- **PROBLEM TO SOLVE**: Every line of the material that follows must be printed again exactly.

Collected data entries
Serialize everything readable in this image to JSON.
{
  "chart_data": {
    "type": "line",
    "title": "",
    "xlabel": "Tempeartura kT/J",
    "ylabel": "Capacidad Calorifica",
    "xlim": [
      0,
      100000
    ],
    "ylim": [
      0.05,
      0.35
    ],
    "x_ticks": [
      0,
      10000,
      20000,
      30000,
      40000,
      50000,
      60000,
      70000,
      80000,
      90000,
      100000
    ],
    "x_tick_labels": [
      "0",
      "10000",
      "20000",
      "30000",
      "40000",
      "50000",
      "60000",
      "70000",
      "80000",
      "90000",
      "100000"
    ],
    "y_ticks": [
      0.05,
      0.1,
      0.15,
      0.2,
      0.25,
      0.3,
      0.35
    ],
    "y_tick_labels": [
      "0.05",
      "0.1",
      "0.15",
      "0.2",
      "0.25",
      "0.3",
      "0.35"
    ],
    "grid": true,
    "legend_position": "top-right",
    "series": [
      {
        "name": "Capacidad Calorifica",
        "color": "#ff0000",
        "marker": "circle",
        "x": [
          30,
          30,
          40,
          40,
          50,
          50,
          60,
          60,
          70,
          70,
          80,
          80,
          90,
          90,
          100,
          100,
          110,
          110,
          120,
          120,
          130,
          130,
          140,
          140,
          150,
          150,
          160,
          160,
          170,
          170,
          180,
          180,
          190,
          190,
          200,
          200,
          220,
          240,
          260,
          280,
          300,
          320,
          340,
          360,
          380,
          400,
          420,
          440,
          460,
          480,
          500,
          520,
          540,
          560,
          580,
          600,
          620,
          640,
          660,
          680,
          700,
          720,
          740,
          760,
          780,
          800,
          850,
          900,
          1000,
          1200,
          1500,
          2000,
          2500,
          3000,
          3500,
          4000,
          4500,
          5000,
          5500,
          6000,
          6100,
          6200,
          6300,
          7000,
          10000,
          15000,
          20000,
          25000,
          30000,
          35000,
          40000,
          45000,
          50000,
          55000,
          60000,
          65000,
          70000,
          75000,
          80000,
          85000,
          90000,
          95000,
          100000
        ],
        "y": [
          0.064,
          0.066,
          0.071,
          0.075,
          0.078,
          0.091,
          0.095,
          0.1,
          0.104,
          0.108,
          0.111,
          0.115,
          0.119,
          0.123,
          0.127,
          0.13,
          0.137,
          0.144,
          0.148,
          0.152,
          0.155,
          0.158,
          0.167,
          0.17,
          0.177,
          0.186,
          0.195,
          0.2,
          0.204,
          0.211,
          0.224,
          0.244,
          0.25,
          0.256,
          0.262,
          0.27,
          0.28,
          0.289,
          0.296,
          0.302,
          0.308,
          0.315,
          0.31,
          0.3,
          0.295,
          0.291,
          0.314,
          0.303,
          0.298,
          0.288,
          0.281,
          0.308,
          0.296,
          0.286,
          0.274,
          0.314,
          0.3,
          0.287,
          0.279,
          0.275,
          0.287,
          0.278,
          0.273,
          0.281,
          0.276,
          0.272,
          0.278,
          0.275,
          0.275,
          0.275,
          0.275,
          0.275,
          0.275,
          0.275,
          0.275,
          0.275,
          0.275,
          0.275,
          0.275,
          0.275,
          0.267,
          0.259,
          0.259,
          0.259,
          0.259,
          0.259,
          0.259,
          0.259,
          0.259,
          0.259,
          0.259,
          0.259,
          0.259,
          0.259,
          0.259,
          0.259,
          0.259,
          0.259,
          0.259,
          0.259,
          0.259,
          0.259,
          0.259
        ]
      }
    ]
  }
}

- **PROBLEM SOLUTION**:
Serialize everything readable in this image to JSON.
{
  "chart_data": {
    "type": "line",
    "title": "",
    "xlabel": "Tempeartura kT/J",
    "ylabel": "Capacidad Calorifica",
    "xlim": [
      0,
      100000
    ],
    "ylim": [
      0.05,
      0.35
    ],
    "x_ticks": [
      0,
      10000,
      20000,
      30000,
      40000,
      50000,
      60000,
      70000,
      80000,
      90000,
      100000
    ],
    "x_tick_labels": [
      "0",
      "10000",
      "20000",
      "30000",
      "40000",
      "50000",
      "60000",
      "70000",
      "80000",
      "90000",
      "100000"
    ],
    "y_ticks": [
      0.05,
      0.1,
      0.15,
      0.2,
      0.25,
      0.3,
      0.35
    ],
    "y_tick_labels": [
      "0.05",
      "0.1",
      "0.15",
      "0.2",
      "0.25",
      "0.3",
      "0.35"
    ],
    "grid": true,
    "legend_position": "top-right",
    "series": [
      {
        "name": "Capacidad Calorifica",
        "color": "#ff0000",
        "marker": "circle",
        "x": [
          30,
          30,
          40,
          40,
          50,
          50,
          60,
          60,
          70,
          70,
          80,
          80,
          90,
          90,
          100,
          100,
          110,
          110,
          120,
          120,
          130,
          130,
          140,
          140,
          150,
          150,
          160,
          160,
          170,
          170,
          180,
          180,
          190,
          190,
          200,
          200,
          220,
          240,
          260,
          280,
          300,
          320,
          340,
          360,
          380,
          400,
          420,
          440,
          460,
          480,
          500,
          520,
          540,
          560,
          580,
          600,
          620,
          640,
          660,
          680,
          700,
          720,
          740,
          760,
          780,
          800,
          850,
          900,
          1000,
          1200,
          1500,
          2000,
          2500,
          3000,
          3500,
          4000,
          4500,
          5000,
          5500,
          6000,
          6100,
          6200,
          6300,
          7000,
          10000,
          15000,
          20000,
          25000,
          30000,
          35000,
          40000,
          45000,
          50000,
          55000,
          60000,
          65000,
          70000,
          75000,
          80000,
          85000,
          90000,
          95000,
          100000
        ],
        "y": [
          0.064,
          0.066,
          0.071,
          0.075,
          0.078,
          0.091,
          0.095,
          0.1,
          0.104,
          0.108,
          0.111,
          0.115,
          0.119,
          0.123,
          0.127,
          0.13,
          0.137,
          0.144,
          0.148,
          0.152,
          0.155,
          0.158,
          0.167,
          0.17,
          0.177,
          0.186,
          0.195,
          0.2,
          0.204,
          0.211,
          0.224,
          0.244,
          0.25,
          0.256,
          0.262,
          0.27,
          0.28,
          0.289,
          0.296,
          0.302,
          0.308,
          0.315,
          0.31,
          0.3,
          0.295,
          0.291,
          0.314,
          0.303,
          0.298,
          0.288,
          0.281,
          0.308,
          0.296,
          0.286,
          0.274,
          0.314,
          0.3,
          0.287,
          0.279,
          0.275,
          0.287,
          0.278,
          0.273,
          0.281,
          0.276,
          0.272,
          0.278,
          0.275,
          0.275,
          0.275,
          0.275,
          0.275,
          0.275,
          0.275,
          0.275,
          0.275,
          0.275,
          0.275,
          0.275,
          0.275,
          0.267,
          0.259,
          0.259,
          0.259,
          0.259,
          0.259,
          0.259,
          0.259,
          0.259,
          0.259,
          0.259,
          0.259,
          0.259,
          0.259,
          0.259,
          0.259,
          0.259,
          0.259,
          0.259,
          0.259,
          0.259,
          0.259,
          0.259
        ]
      }
    ]
  }
}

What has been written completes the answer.